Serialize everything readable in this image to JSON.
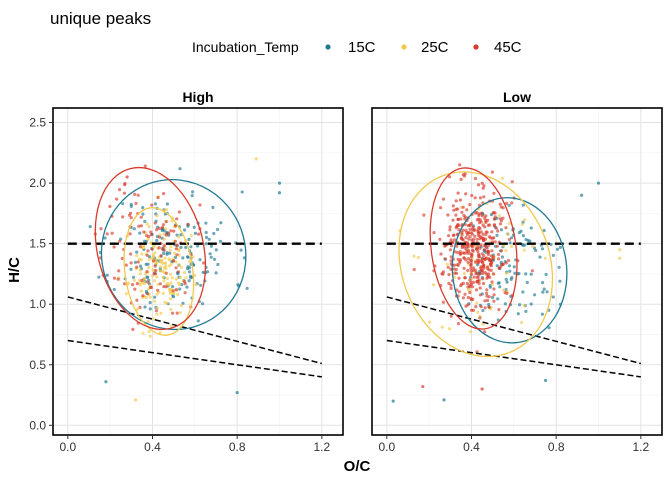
{
  "chart_data": {
    "type": "scatter",
    "title": "unique peaks",
    "xlabel": "O/C",
    "ylabel": "H/C",
    "xlim": [
      -0.07,
      1.3
    ],
    "ylim": [
      -0.08,
      2.62
    ],
    "xticks": [
      "0.0",
      "0.4",
      "0.8",
      "1.2"
    ],
    "xtick_values": [
      0.0,
      0.4,
      0.8,
      1.2
    ],
    "yticks": [
      "0.0",
      "0.5",
      "1.0",
      "1.5",
      "2.0",
      "2.5"
    ],
    "ytick_values": [
      0.0,
      0.5,
      1.0,
      1.5,
      2.0,
      2.5
    ],
    "grid": true,
    "legend": {
      "title": "Incubation_Temp",
      "placement": "top",
      "items": [
        {
          "label": "15C",
          "color": "#1f7a93"
        },
        {
          "label": "25C",
          "color": "#f2c94c"
        },
        {
          "label": "45C",
          "color": "#d93a2b"
        }
      ]
    },
    "reference_lines": [
      {
        "x": [
          0.0,
          1.2
        ],
        "y": [
          1.5,
          1.5
        ],
        "style": "dashed"
      },
      {
        "x": [
          0.0,
          1.2
        ],
        "y": [
          1.06,
          0.51
        ],
        "style": "dashed"
      },
      {
        "x": [
          0.0,
          1.2
        ],
        "y": [
          0.7,
          0.4
        ],
        "style": "dashed"
      }
    ],
    "panels": [
      {
        "label": "High",
        "ellipses": [
          {
            "series": "15C",
            "cx": 0.5,
            "cy": 1.41,
            "rx": 0.34,
            "ry": 0.62,
            "angle": -15
          },
          {
            "series": "25C",
            "cx": 0.43,
            "cy": 1.27,
            "rx": 0.16,
            "ry": 0.53,
            "angle": -8
          },
          {
            "series": "45C",
            "cx": 0.39,
            "cy": 1.46,
            "rx": 0.25,
            "ry": 0.68,
            "angle": -14
          }
        ],
        "clusters": [
          {
            "series": "15C",
            "n": 170,
            "cx": 0.5,
            "cy": 1.41,
            "sx": 0.14,
            "sy": 0.26,
            "seed": 11
          },
          {
            "series": "25C",
            "n": 160,
            "cx": 0.43,
            "cy": 1.27,
            "sx": 0.07,
            "sy": 0.2,
            "seed": 23
          },
          {
            "series": "45C",
            "n": 120,
            "cx": 0.39,
            "cy": 1.46,
            "sx": 0.11,
            "sy": 0.28,
            "seed": 37
          }
        ],
        "extra_points": [
          {
            "series": "15C",
            "x": 0.8,
            "y": 0.27
          },
          {
            "series": "15C",
            "x": 1.0,
            "y": 1.92
          },
          {
            "series": "15C",
            "x": 1.0,
            "y": 2.0
          },
          {
            "series": "15C",
            "x": 0.18,
            "y": 0.36
          },
          {
            "series": "25C",
            "x": 0.89,
            "y": 2.2
          },
          {
            "series": "25C",
            "x": 0.32,
            "y": 0.21
          },
          {
            "series": "45C",
            "x": 0.28,
            "y": 2.05
          }
        ]
      },
      {
        "label": "Low",
        "ellipses": [
          {
            "series": "15C",
            "cx": 0.58,
            "cy": 1.28,
            "rx": 0.27,
            "ry": 0.6,
            "angle": -5
          },
          {
            "series": "25C",
            "cx": 0.42,
            "cy": 1.33,
            "rx": 0.35,
            "ry": 0.78,
            "angle": -20
          },
          {
            "series": "45C",
            "cx": 0.41,
            "cy": 1.46,
            "rx": 0.2,
            "ry": 0.67,
            "angle": -8
          }
        ],
        "clusters": [
          {
            "series": "15C",
            "n": 120,
            "cx": 0.58,
            "cy": 1.3,
            "sx": 0.12,
            "sy": 0.24,
            "seed": 51
          },
          {
            "series": "25C",
            "n": 60,
            "cx": 0.42,
            "cy": 1.35,
            "sx": 0.14,
            "sy": 0.32,
            "seed": 63
          },
          {
            "series": "45C",
            "n": 420,
            "cx": 0.41,
            "cy": 1.45,
            "sx": 0.08,
            "sy": 0.26,
            "seed": 77
          }
        ],
        "extra_points": [
          {
            "series": "15C",
            "x": 0.03,
            "y": 0.2
          },
          {
            "series": "15C",
            "x": 0.27,
            "y": 0.21
          },
          {
            "series": "15C",
            "x": 1.0,
            "y": 2.0
          },
          {
            "series": "15C",
            "x": 0.75,
            "y": 0.37
          },
          {
            "series": "15C",
            "x": 0.92,
            "y": 1.9
          },
          {
            "series": "25C",
            "x": 1.1,
            "y": 1.45
          },
          {
            "series": "25C",
            "x": 1.1,
            "y": 1.38
          },
          {
            "series": "45C",
            "x": 0.45,
            "y": 0.3
          },
          {
            "series": "45C",
            "x": 0.17,
            "y": 0.32
          }
        ]
      }
    ]
  }
}
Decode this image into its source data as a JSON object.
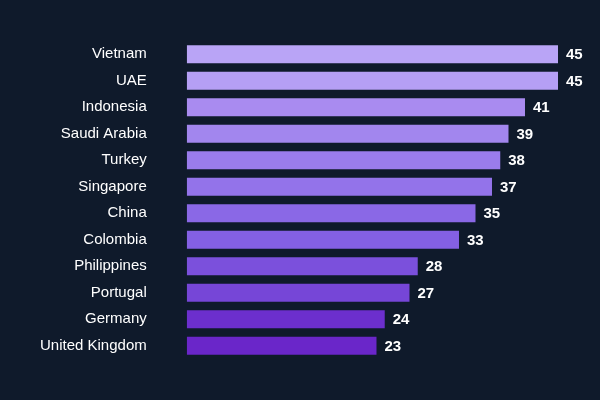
{
  "chart_data": {
    "type": "bar",
    "orientation": "horizontal",
    "categories": [
      "Vietnam",
      "UAE",
      "Indonesia",
      "Saudi Arabia",
      "Turkey",
      "Singapore",
      "China",
      "Colombia",
      "Philippines",
      "Portugal",
      "Germany",
      "United Kingdom"
    ],
    "values": [
      45,
      45,
      41,
      39,
      38,
      37,
      35,
      33,
      28,
      27,
      24,
      23
    ],
    "colors": [
      "#b9a4f6",
      "#b59ff5",
      "#a98bf0",
      "#a286ee",
      "#9a7cec",
      "#9373ea",
      "#8a68e6",
      "#8460e4",
      "#7b50dc",
      "#7646d7",
      "#6c2fcd",
      "#6a26c9"
    ],
    "xlim": [
      0,
      45
    ],
    "grid": false,
    "data_labels": true,
    "tick_labels": "y"
  }
}
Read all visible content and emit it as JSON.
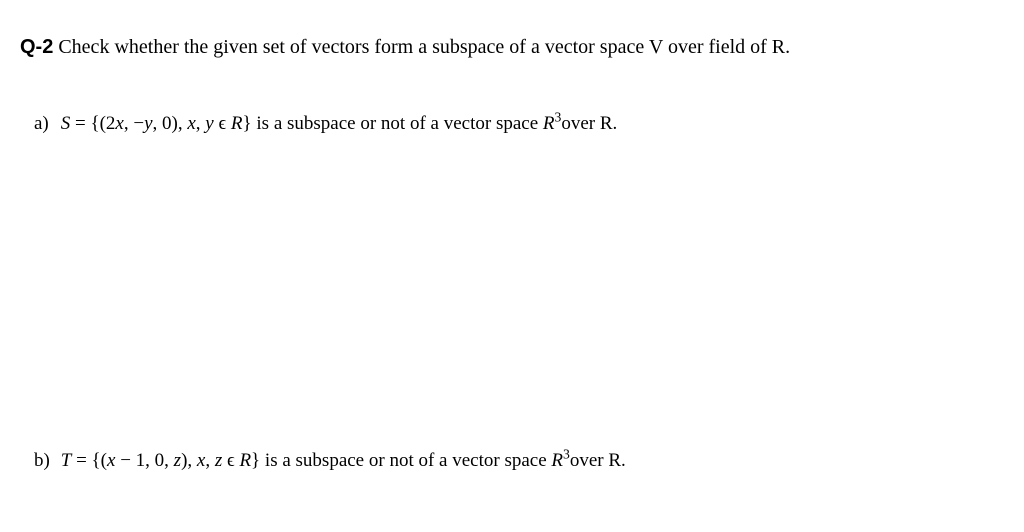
{
  "document": {
    "text_color": "#000000",
    "background_color": "#ffffff",
    "font_family": "Georgia, 'Times New Roman', serif",
    "font_size_main": 20,
    "font_size_parts": 19
  },
  "question": {
    "label": "Q-2",
    "prompt": "Check whether the given set of vectors form a subspace of a vector space V over field of R."
  },
  "parts": {
    "a": {
      "label": "a)",
      "set_name": "S",
      "equals": " = ",
      "set_open": "{(2",
      "var_x1": "x",
      "comma_neg": ", −",
      "var_y1": "y",
      "comma_zero": ", 0), ",
      "var_x2": "x",
      "comma_mid": ", ",
      "var_y2": "y",
      "in": " ϵ ",
      "field": "R",
      "set_close": "}",
      "tail1": " is a subspace or not of a vector space ",
      "space": "R",
      "exp": "3",
      "tail2": "over R."
    },
    "b": {
      "label": "b)",
      "set_name": "T",
      "equals": " = ",
      "set_open": "{(",
      "var_x1": "x",
      "minus1": " − 1, 0, ",
      "var_z1": "z",
      "paren_close": "), ",
      "var_x2": "x",
      "comma_mid": ", ",
      "var_z2": "z",
      "in": " ϵ ",
      "field": "R",
      "set_close": "}",
      "tail1": " is a subspace or not of a vector space ",
      "space": "R",
      "exp": "3",
      "tail2": "over R."
    }
  }
}
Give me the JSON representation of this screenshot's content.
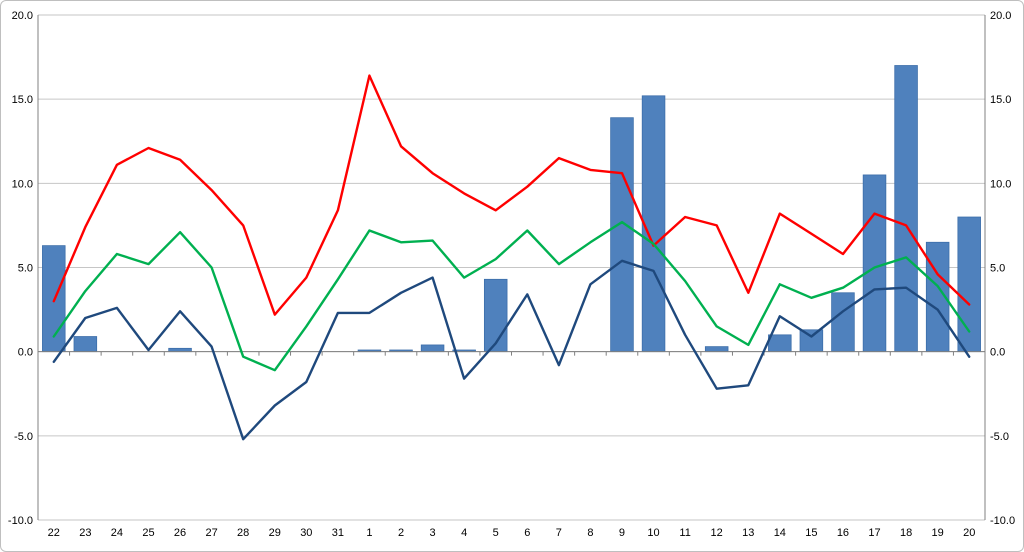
┄┄┄┄┄┄
▶ Work to do:
Each entry should be repeated exactly as it appears; the pictures stay out.

▶ Written solution:
Serialize everything readable in this image to JSON.
{
  "chart_data": {
    "type": "scatter",
    "title": "unique peaks",
    "xlabel": "O/C",
    "ylabel": "H/C",
    "xlim": [
      -0.07,
      1.3
    ],
    "ylim": [
      -0.08,
      2.62
    ],
    "xticks": [
      "0.0",
      "0.4",
      "0.8",
      "1.2"
    ],
    "xtick_values": [
      0.0,
      0.4,
      0.8,
      1.2
    ],
    "yticks": [
      "0.0",
      "0.5",
      "1.0",
      "1.5",
      "2.0",
      "2.5"
    ],
    "ytick_values": [
      0.0,
      0.5,
      1.0,
      1.5,
      2.0,
      2.5
    ],
    "grid": true,
    "legend": {
      "title": "Incubation_Temp",
      "placement": "top",
      "items": [
        {
          "label": "15C",
          "color": "#1f7a93"
        },
        {
          "label": "25C",
          "color": "#f2c94c"
        },
        {
          "label": "45C",
          "color": "#d93a2b"
        }
      ]
    },
    "reference_lines": [
      {
        "x": [
          0.0,
          1.2
        ],
        "y": [
          1.5,
          1.5
        ],
        "style": "dashed"
      },
      {
        "x": [
          0.0,
          1.2
        ],
        "y": [
          1.06,
          0.51
        ],
        "style": "dashed"
      },
      {
        "x": [
          0.0,
          1.2
        ],
        "y": [
          0.7,
          0.4
        ],
        "style": "dashed"
      }
    ],
    "panels": [
      {
        "label": "High",
        "ellipses": [
          {
            "series": "15C",
            "cx": 0.5,
            "cy": 1.41,
            "rx": 0.34,
            "ry": 0.62,
            "angle": -15
          },
          {
            "series": "25C",
            "cx": 0.43,
            "cy": 1.27,
            "rx": 0.16,
            "ry": 0.53,
            "angle": -8
          },
          {
            "series": "45C",
            "cx": 0.39,
            "cy": 1.46,
            "rx": 0.25,
            "ry": 0.68,
            "angle": -14
          }
        ],
        "clusters": [
          {
            "series": "15C",
            "n": 170,
            "cx": 0.5,
            "cy": 1.41,
            "sx": 0.14,
            "sy": 0.26,
            "seed": 11
          },
          {
            "series": "25C",
            "n": 160,
            "cx": 0.43,
            "cy": 1.27,
            "sx": 0.07,
            "sy": 0.2,
            "seed": 23
          },
          {
            "series": "45C",
            "n": 120,
            "cx": 0.39,
            "cy": 1.46,
            "sx": 0.11,
            "sy": 0.28,
            "seed": 37
          }
        ],
        "extra_points": [
          {
            "series": "15C",
            "x": 0.8,
            "y": 0.27
          },
          {
            "series": "15C",
            "x": 1.0,
            "y": 1.92
          },
          {
            "series": "15C",
            "x": 1.0,
            "y": 2.0
          },
          {
            "series": "15C",
            "x": 0.18,
            "y": 0.36
          },
          {
            "series": "25C",
            "x": 0.89,
            "y": 2.2
          },
          {
            "series": "25C",
            "x": 0.32,
            "y": 0.21
          },
          {
            "series": "45C",
            "x": 0.28,
            "y": 2.05
          }
        ]
      },
      {
        "label": "Low",
        "ellipses": [
          {
            "series": "15C",
            "cx": 0.58,
            "cy": 1.28,
            "rx": 0.27,
            "ry": 0.6,
            "angle": -5
          },
          {
            "series": "25C",
            "cx": 0.42,
            "cy": 1.33,
            "rx": 0.35,
            "ry": 0.78,
            "angle": -20
          },
          {
            "series": "45C",
            "cx": 0.41,
            "cy": 1.46,
            "rx": 0.2,
            "ry": 0.67,
            "angle": -8
          }
        ],
        "clusters": [
          {
            "series": "15C",
            "n": 120,
            "cx": 0.58,
            "cy": 1.3,
            "sx": 0.12,
            "sy": 0.24,
            "seed": 51
          },
          {
            "series": "25C",
            "n": 60,
            "cx": 0.42,
            "cy": 1.35,
            "sx": 0.14,
            "sy": 0.32,
            "seed": 63
          },
          {
            "series": "45C",
            "n": 420,
            "cx": 0.41,
            "cy": 1.45,
            "sx": 0.08,
            "sy": 0.26,
            "seed": 77
          }
        ],
        "extra_points": [
          {
            "series": "15C",
            "x": 0.03,
            "y": 0.2
          },
          {
            "series": "15C",
            "x": 0.27,
            "y": 0.21
          },
          {
            "series": "15C",
            "x": 1.0,
            "y": 2.0
          },
          {
            "series": "15C",
            "x": 0.75,
            "y": 0.37
          },
          {
            "series": "15C",
            "x": 0.92,
            "y": 1.9
          },
          {
            "series": "25C",
            "x": 1.1,
            "y": 1.45
          },
          {
            "series": "25C",
            "x": 1.1,
            "y": 1.38
          },
          {
            "series": "45C",
            "x": 0.45,
            "y": 0.3
          },
          {
            "series": "45C",
            "x": 0.17,
            "y": 0.32
          }
        ]
      }
    ]
  }
}
Decode this image into its source data as a JSON object.
{
  "chart_data": {
    "type": "bar",
    "orientation": "horizontal",
    "categories": [
      "Vietnam",
      "UAE",
      "Indonesia",
      "Saudi Arabia",
      "Turkey",
      "Singapore",
      "China",
      "Colombia",
      "Philippines",
      "Portugal",
      "Germany",
      "United Kingdom"
    ],
    "values": [
      45,
      45,
      41,
      39,
      38,
      37,
      35,
      33,
      28,
      27,
      24,
      23
    ],
    "colors": [
      "#b9a4f6",
      "#b59ff5",
      "#a98bf0",
      "#a286ee",
      "#9a7cec",
      "#9373ea",
      "#8a68e6",
      "#8460e4",
      "#7b50dc",
      "#7646d7",
      "#6c2fcd",
      "#6a26c9"
    ],
    "xlim": [
      0,
      45
    ],
    "grid": false,
    "data_labels": true,
    "tick_labels": "y"
  }
}
Read all visible content and emit it as JSON.
{
  "document": {
    "text_color": "#000000",
    "background_color": "#ffffff",
    "font_family": "Georgia, 'Times New Roman', serif",
    "font_size_main": 20,
    "font_size_parts": 19
  },
  "question": {
    "label": "Q-2",
    "prompt": "Check whether the given set of vectors form a subspace of a vector space V over field of R."
  },
  "parts": {
    "a": {
      "label": "a)",
      "set_name": "S",
      "equals": " = ",
      "set_open": "{(2",
      "var_x1": "x",
      "comma_neg": ", −",
      "var_y1": "y",
      "comma_zero": ", 0), ",
      "var_x2": "x",
      "comma_mid": ", ",
      "var_y2": "y",
      "in": " ϵ ",
      "field": "R",
      "set_close": "}",
      "tail1": " is a subspace or not of a vector space ",
      "space": "R",
      "exp": "3",
      "tail2": "over R."
    },
    "b": {
      "label": "b)",
      "set_name": "T",
      "equals": " = ",
      "set_open": "{(",
      "var_x1": "x",
      "minus1": " − 1, 0, ",
      "var_z1": "z",
      "paren_close": "), ",
      "var_x2": "x",
      "comma_mid": ", ",
      "var_z2": "z",
      "in": " ϵ ",
      "field": "R",
      "set_close": "}",
      "tail1": " is a subspace or not of a vector space ",
      "space": "R",
      "exp": "3",
      "tail2": "over R."
    }
  }
}
Give me the JSON representation of this screenshot's content.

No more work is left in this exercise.